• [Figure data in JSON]
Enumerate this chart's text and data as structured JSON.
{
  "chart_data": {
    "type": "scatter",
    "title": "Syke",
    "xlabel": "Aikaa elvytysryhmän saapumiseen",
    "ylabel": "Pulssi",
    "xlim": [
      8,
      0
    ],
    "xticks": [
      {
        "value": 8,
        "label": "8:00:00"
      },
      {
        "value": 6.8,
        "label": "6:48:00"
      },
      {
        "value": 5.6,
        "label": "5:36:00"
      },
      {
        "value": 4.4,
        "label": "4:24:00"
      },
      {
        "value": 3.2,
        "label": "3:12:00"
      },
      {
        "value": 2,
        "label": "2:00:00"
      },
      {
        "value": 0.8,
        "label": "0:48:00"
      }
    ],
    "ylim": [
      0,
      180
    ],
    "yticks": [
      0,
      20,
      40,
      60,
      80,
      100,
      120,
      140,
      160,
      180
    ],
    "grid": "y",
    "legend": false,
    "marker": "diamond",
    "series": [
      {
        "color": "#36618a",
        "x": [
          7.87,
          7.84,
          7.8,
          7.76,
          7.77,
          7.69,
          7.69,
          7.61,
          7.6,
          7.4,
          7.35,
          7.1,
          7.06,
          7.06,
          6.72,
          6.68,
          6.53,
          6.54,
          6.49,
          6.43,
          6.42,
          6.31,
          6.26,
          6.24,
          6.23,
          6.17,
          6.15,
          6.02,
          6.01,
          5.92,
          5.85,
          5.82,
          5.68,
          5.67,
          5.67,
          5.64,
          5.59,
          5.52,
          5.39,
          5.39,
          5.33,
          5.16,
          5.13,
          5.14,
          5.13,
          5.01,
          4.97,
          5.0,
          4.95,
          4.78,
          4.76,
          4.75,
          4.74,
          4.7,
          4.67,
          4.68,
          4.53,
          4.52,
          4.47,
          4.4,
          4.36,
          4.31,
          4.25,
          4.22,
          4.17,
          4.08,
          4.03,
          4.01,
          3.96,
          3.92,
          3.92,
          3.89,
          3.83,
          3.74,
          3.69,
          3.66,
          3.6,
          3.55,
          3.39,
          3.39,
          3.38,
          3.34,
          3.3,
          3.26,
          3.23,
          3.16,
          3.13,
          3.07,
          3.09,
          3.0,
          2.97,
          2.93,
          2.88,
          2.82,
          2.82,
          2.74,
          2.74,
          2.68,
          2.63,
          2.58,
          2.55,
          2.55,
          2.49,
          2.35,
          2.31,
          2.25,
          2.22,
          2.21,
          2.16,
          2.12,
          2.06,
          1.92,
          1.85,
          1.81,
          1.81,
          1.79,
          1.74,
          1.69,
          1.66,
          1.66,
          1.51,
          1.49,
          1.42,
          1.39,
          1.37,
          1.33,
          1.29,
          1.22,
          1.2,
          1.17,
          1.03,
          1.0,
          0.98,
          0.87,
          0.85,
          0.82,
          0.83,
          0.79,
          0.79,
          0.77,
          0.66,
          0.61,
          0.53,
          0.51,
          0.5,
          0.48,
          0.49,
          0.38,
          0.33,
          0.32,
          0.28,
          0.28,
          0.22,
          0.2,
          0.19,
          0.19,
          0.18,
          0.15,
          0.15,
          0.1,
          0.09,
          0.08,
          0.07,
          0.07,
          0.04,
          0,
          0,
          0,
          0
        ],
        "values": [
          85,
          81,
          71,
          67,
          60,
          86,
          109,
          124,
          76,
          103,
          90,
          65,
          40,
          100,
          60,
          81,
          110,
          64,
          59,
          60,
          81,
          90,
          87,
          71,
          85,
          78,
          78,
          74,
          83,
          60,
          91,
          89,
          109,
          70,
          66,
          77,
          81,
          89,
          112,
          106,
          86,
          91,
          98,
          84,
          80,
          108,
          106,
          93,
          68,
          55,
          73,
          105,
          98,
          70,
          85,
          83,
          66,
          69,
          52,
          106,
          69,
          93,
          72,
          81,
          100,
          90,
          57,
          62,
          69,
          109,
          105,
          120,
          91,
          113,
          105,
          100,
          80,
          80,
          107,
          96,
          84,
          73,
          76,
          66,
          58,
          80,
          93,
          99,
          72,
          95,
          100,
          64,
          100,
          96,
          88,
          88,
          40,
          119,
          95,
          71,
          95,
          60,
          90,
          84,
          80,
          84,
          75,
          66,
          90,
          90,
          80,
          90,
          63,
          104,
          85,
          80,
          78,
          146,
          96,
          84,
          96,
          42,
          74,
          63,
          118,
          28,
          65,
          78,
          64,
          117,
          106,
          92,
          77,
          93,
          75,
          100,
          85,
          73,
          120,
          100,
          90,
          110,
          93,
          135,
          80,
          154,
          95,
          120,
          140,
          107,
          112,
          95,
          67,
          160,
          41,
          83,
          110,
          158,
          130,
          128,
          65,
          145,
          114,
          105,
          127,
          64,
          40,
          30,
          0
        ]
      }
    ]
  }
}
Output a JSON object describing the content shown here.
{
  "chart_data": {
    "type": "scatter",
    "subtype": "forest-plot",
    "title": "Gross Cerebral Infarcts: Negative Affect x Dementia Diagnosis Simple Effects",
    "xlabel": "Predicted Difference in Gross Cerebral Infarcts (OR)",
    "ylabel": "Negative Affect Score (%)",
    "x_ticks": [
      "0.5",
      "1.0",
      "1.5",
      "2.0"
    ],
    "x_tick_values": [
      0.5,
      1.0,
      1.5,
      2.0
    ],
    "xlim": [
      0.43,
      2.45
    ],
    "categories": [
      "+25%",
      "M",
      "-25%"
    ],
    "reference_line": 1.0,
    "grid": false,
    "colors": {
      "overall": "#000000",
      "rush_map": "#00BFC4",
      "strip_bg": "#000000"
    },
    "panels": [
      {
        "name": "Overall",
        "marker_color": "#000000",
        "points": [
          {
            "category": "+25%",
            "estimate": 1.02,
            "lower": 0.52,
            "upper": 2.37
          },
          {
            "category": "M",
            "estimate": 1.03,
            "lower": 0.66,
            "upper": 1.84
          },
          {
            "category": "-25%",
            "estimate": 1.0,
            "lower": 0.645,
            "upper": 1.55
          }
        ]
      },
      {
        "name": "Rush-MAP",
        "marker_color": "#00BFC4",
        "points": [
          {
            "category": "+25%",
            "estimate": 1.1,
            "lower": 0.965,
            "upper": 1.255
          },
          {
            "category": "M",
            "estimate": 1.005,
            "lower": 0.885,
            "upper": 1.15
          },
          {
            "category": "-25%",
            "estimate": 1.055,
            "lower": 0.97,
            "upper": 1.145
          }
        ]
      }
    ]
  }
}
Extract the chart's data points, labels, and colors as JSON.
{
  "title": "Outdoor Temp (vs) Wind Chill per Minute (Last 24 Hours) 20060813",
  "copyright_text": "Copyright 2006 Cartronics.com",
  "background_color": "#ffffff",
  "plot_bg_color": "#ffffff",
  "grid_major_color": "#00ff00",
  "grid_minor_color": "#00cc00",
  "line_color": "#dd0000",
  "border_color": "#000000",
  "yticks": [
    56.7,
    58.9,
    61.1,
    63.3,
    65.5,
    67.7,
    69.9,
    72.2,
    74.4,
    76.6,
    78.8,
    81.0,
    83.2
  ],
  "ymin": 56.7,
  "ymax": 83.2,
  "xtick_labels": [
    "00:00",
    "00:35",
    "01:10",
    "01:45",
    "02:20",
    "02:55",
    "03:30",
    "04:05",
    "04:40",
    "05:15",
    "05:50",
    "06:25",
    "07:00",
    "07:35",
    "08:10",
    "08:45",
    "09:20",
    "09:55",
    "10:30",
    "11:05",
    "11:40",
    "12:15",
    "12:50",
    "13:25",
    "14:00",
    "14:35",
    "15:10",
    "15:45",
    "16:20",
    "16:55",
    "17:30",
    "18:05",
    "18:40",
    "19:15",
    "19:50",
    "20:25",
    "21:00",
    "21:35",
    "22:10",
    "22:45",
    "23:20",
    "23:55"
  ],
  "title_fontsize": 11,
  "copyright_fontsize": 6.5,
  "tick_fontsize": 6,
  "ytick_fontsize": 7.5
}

• [Task statement]
Count the lines in the records above that contain the word "Cerebral", and give only that number.

• [Solved problem]
2